>> BEGIN Listing

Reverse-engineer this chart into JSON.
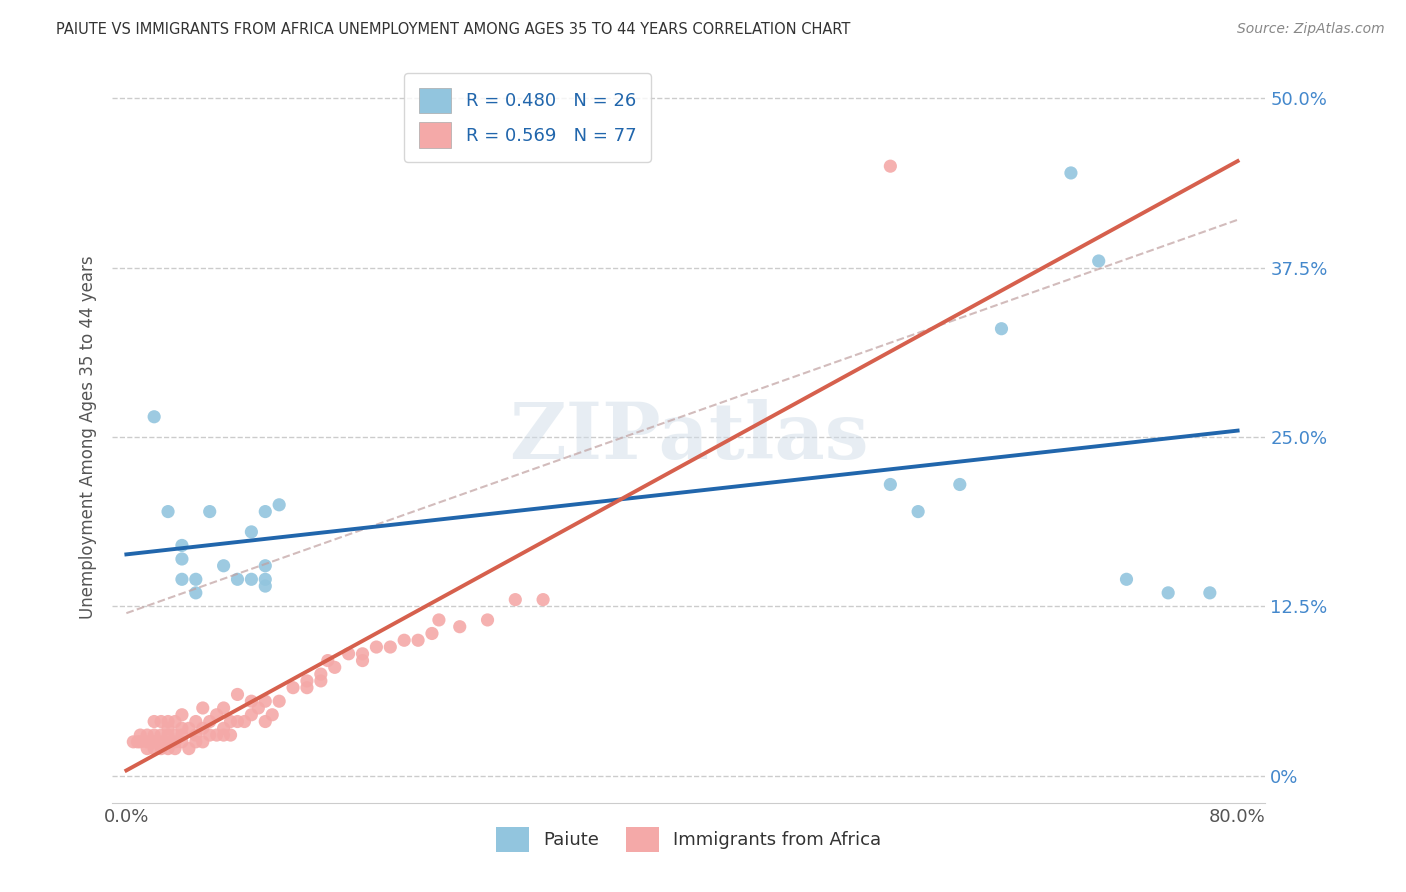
{
  "title": "PAIUTE VS IMMIGRANTS FROM AFRICA UNEMPLOYMENT AMONG AGES 35 TO 44 YEARS CORRELATION CHART",
  "source": "Source: ZipAtlas.com",
  "ylabel": "Unemployment Among Ages 35 to 44 years",
  "legend1_label": "R = 0.480   N = 26",
  "legend2_label": "R = 0.569   N = 77",
  "paiute_color": "#92c5de",
  "africa_color": "#f4a9a8",
  "paiute_line_color": "#2166ac",
  "africa_line_color": "#d6604d",
  "paiute_dashed_color": "#d6a0a0",
  "background_color": "#ffffff",
  "paiute_scatter_x": [
    0.02,
    0.03,
    0.04,
    0.04,
    0.04,
    0.05,
    0.05,
    0.06,
    0.07,
    0.08,
    0.09,
    0.09,
    0.1,
    0.1,
    0.1,
    0.1,
    0.11,
    0.55,
    0.57,
    0.6,
    0.63,
    0.68,
    0.7,
    0.72,
    0.75,
    0.78
  ],
  "paiute_scatter_y": [
    0.265,
    0.195,
    0.17,
    0.16,
    0.145,
    0.145,
    0.135,
    0.195,
    0.155,
    0.145,
    0.145,
    0.18,
    0.155,
    0.145,
    0.195,
    0.14,
    0.2,
    0.215,
    0.195,
    0.215,
    0.33,
    0.445,
    0.38,
    0.145,
    0.135,
    0.135
  ],
  "africa_scatter_x": [
    0.005,
    0.008,
    0.01,
    0.01,
    0.015,
    0.015,
    0.015,
    0.02,
    0.02,
    0.02,
    0.02,
    0.02,
    0.025,
    0.025,
    0.025,
    0.025,
    0.03,
    0.03,
    0.03,
    0.03,
    0.03,
    0.035,
    0.035,
    0.035,
    0.035,
    0.04,
    0.04,
    0.04,
    0.04,
    0.045,
    0.045,
    0.05,
    0.05,
    0.05,
    0.055,
    0.055,
    0.055,
    0.06,
    0.06,
    0.065,
    0.065,
    0.07,
    0.07,
    0.07,
    0.075,
    0.075,
    0.08,
    0.08,
    0.085,
    0.09,
    0.09,
    0.095,
    0.1,
    0.1,
    0.105,
    0.11,
    0.12,
    0.13,
    0.13,
    0.14,
    0.14,
    0.145,
    0.15,
    0.16,
    0.17,
    0.17,
    0.18,
    0.19,
    0.2,
    0.21,
    0.22,
    0.225,
    0.24,
    0.26,
    0.28,
    0.3,
    0.55
  ],
  "africa_scatter_y": [
    0.025,
    0.025,
    0.025,
    0.03,
    0.02,
    0.025,
    0.03,
    0.02,
    0.025,
    0.025,
    0.03,
    0.04,
    0.02,
    0.025,
    0.03,
    0.04,
    0.02,
    0.025,
    0.03,
    0.035,
    0.04,
    0.02,
    0.025,
    0.03,
    0.04,
    0.025,
    0.03,
    0.035,
    0.045,
    0.02,
    0.035,
    0.025,
    0.03,
    0.04,
    0.025,
    0.035,
    0.05,
    0.03,
    0.04,
    0.03,
    0.045,
    0.03,
    0.035,
    0.05,
    0.03,
    0.04,
    0.04,
    0.06,
    0.04,
    0.045,
    0.055,
    0.05,
    0.04,
    0.055,
    0.045,
    0.055,
    0.065,
    0.065,
    0.07,
    0.07,
    0.075,
    0.085,
    0.08,
    0.09,
    0.085,
    0.09,
    0.095,
    0.095,
    0.1,
    0.1,
    0.105,
    0.115,
    0.11,
    0.115,
    0.13,
    0.13,
    0.45
  ],
  "xlim": [
    -0.01,
    0.82
  ],
  "ylim": [
    -0.02,
    0.52
  ],
  "ytick_values": [
    0.0,
    0.125,
    0.25,
    0.375,
    0.5
  ],
  "ytick_labels": [
    "0%",
    "12.5%",
    "25.0%",
    "37.5%",
    "50.0%"
  ],
  "xtick_values": [
    0.0,
    0.8
  ],
  "xtick_labels": [
    "0.0%",
    "80.0%"
  ]
}
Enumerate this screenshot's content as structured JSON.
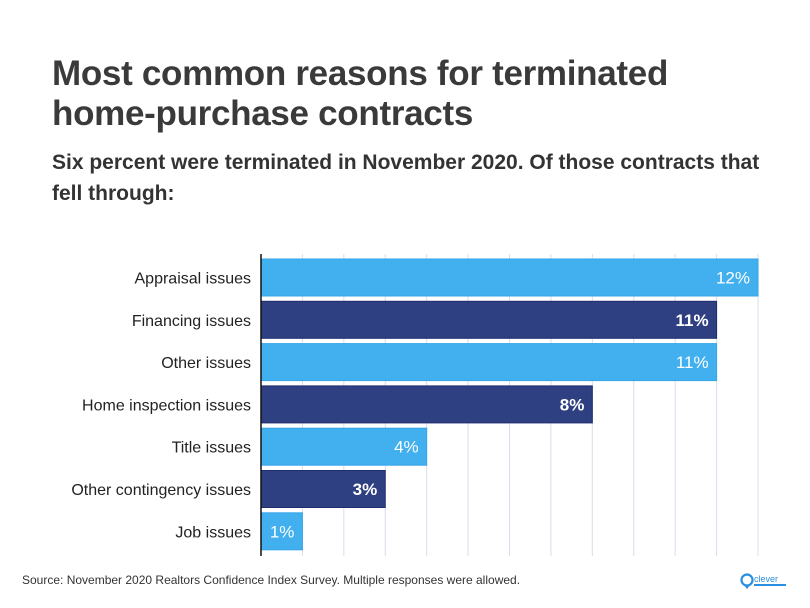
{
  "chart_data": {
    "type": "bar",
    "orientation": "horizontal",
    "title": "Most common reasons for terminated home-purchase contracts",
    "subtitle": "Six percent were terminated in November 2020. Of those contracts that fell through:",
    "categories": [
      "Appraisal issues",
      "Financing issues",
      "Other issues",
      "Home inspection issues",
      "Title issues",
      "Other contingency issues",
      "Job issues"
    ],
    "values": [
      12,
      11,
      11,
      8,
      4,
      3,
      1
    ],
    "data_labels": [
      "12%",
      "11%",
      "11%",
      "8%",
      "4%",
      "3%",
      "1%"
    ],
    "xlim": [
      0,
      12
    ],
    "grid": "vertical, every 1%",
    "colors": [
      "#42b0ee",
      "#2e3f82",
      "#42b0ee",
      "#2e3f82",
      "#42b0ee",
      "#2e3f82",
      "#42b0ee"
    ],
    "source": "Source: November 2020 Realtors Confidence Index Survey. Multiple responses were allowed."
  },
  "logo": {
    "text": "clever",
    "color": "#2a8fe0"
  }
}
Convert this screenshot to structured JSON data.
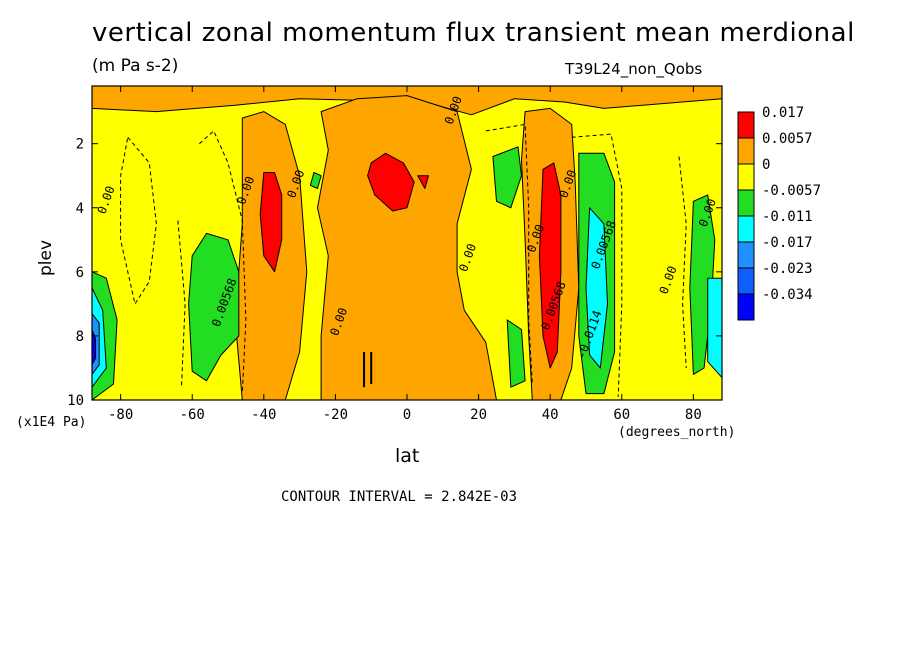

>> END Listing

Goal: Pictures stay out; repeat all the rest of the records exactly.

The response:
Reverse-engineer this chart into JSON.
{
  "title": "PAIUTE VS IMMIGRANTS FROM AFRICA UNEMPLOYMENT AMONG AGES 35 TO 44 YEARS CORRELATION CHART",
  "source": "Source: ZipAtlas.com",
  "ylabel": "Unemployment Among Ages 35 to 44 years",
  "legend1_label": "R = 0.480   N = 26",
  "legend2_label": "R = 0.569   N = 77",
  "paiute_color": "#92c5de",
  "africa_color": "#f4a9a8",
  "paiute_line_color": "#2166ac",
  "africa_line_color": "#d6604d",
  "paiute_dashed_color": "#d6a0a0",
  "background_color": "#ffffff",
  "paiute_scatter_x": [
    0.02,
    0.03,
    0.04,
    0.04,
    0.04,
    0.05,
    0.05,
    0.06,
    0.07,
    0.08,
    0.09,
    0.09,
    0.1,
    0.1,
    0.1,
    0.1,
    0.11,
    0.55,
    0.57,
    0.6,
    0.63,
    0.68,
    0.7,
    0.72,
    0.75,
    0.78
  ],
  "paiute_scatter_y": [
    0.265,
    0.195,
    0.17,
    0.16,
    0.145,
    0.145,
    0.135,
    0.195,
    0.155,
    0.145,
    0.145,
    0.18,
    0.155,
    0.145,
    0.195,
    0.14,
    0.2,
    0.215,
    0.195,
    0.215,
    0.33,
    0.445,
    0.38,
    0.145,
    0.135,
    0.135
  ],
  "africa_scatter_x": [
    0.005,
    0.008,
    0.01,
    0.01,
    0.015,
    0.015,
    0.015,
    0.02,
    0.02,
    0.02,
    0.02,
    0.02,
    0.025,
    0.025,
    0.025,
    0.025,
    0.03,
    0.03,
    0.03,
    0.03,
    0.03,
    0.035,
    0.035,
    0.035,
    0.035,
    0.04,
    0.04,
    0.04,
    0.04,
    0.045,
    0.045,
    0.05,
    0.05,
    0.05,
    0.055,
    0.055,
    0.055,
    0.06,
    0.06,
    0.065,
    0.065,
    0.07,
    0.07,
    0.07,
    0.075,
    0.075,
    0.08,
    0.08,
    0.085,
    0.09,
    0.09,
    0.095,
    0.1,
    0.1,
    0.105,
    0.11,
    0.12,
    0.13,
    0.13,
    0.14,
    0.14,
    0.145,
    0.15,
    0.16,
    0.17,
    0.17,
    0.18,
    0.19,
    0.2,
    0.21,
    0.22,
    0.225,
    0.24,
    0.26,
    0.28,
    0.3,
    0.55
  ],
  "africa_scatter_y": [
    0.025,
    0.025,
    0.025,
    0.03,
    0.02,
    0.025,
    0.03,
    0.02,
    0.025,
    0.025,
    0.03,
    0.04,
    0.02,
    0.025,
    0.03,
    0.04,
    0.02,
    0.025,
    0.03,
    0.035,
    0.04,
    0.02,
    0.025,
    0.03,
    0.04,
    0.025,
    0.03,
    0.035,
    0.045,
    0.02,
    0.035,
    0.025,
    0.03,
    0.04,
    0.025,
    0.035,
    0.05,
    0.03,
    0.04,
    0.03,
    0.045,
    0.03,
    0.035,
    0.05,
    0.03,
    0.04,
    0.04,
    0.06,
    0.04,
    0.045,
    0.055,
    0.05,
    0.04,
    0.055,
    0.045,
    0.055,
    0.065,
    0.065,
    0.07,
    0.07,
    0.075,
    0.085,
    0.08,
    0.09,
    0.085,
    0.09,
    0.095,
    0.095,
    0.1,
    0.1,
    0.105,
    0.115,
    0.11,
    0.115,
    0.13,
    0.13,
    0.45
  ],
  "xlim": [
    -0.01,
    0.82
  ],
  "ylim": [
    -0.02,
    0.52
  ],
  "ytick_values": [
    0.0,
    0.125,
    0.25,
    0.375,
    0.5
  ],
  "ytick_labels": [
    "0%",
    "12.5%",
    "25.0%",
    "37.5%",
    "50.0%"
  ],
  "xtick_values": [
    0.0,
    0.8
  ],
  "xtick_labels": [
    "0.0%",
    "80.0%"
  ]
}
Enumerate this screenshot's content as structured JSON.
{
  "chart_data": {
    "type": "bar",
    "orientation": "horizontal",
    "title": "Most common reasons for terminated home-purchase contracts",
    "subtitle": "Six percent were terminated in November 2020. Of those contracts that fell through:",
    "categories": [
      "Appraisal issues",
      "Financing issues",
      "Other issues",
      "Home inspection issues",
      "Title issues",
      "Other contingency issues",
      "Job issues"
    ],
    "values": [
      12,
      11,
      11,
      8,
      4,
      3,
      1
    ],
    "data_labels": [
      "12%",
      "11%",
      "11%",
      "8%",
      "4%",
      "3%",
      "1%"
    ],
    "xlim": [
      0,
      12
    ],
    "grid": "vertical, every 1%",
    "colors": [
      "#42b0ee",
      "#2e3f82",
      "#42b0ee",
      "#2e3f82",
      "#42b0ee",
      "#2e3f82",
      "#42b0ee"
    ],
    "source": "Source: November 2020 Realtors Confidence Index Survey. Multiple responses were allowed."
  },
  "logo": {
    "text": "clever",
    "color": "#2a8fe0"
  }
}
Convert this screenshot to structured JSON data.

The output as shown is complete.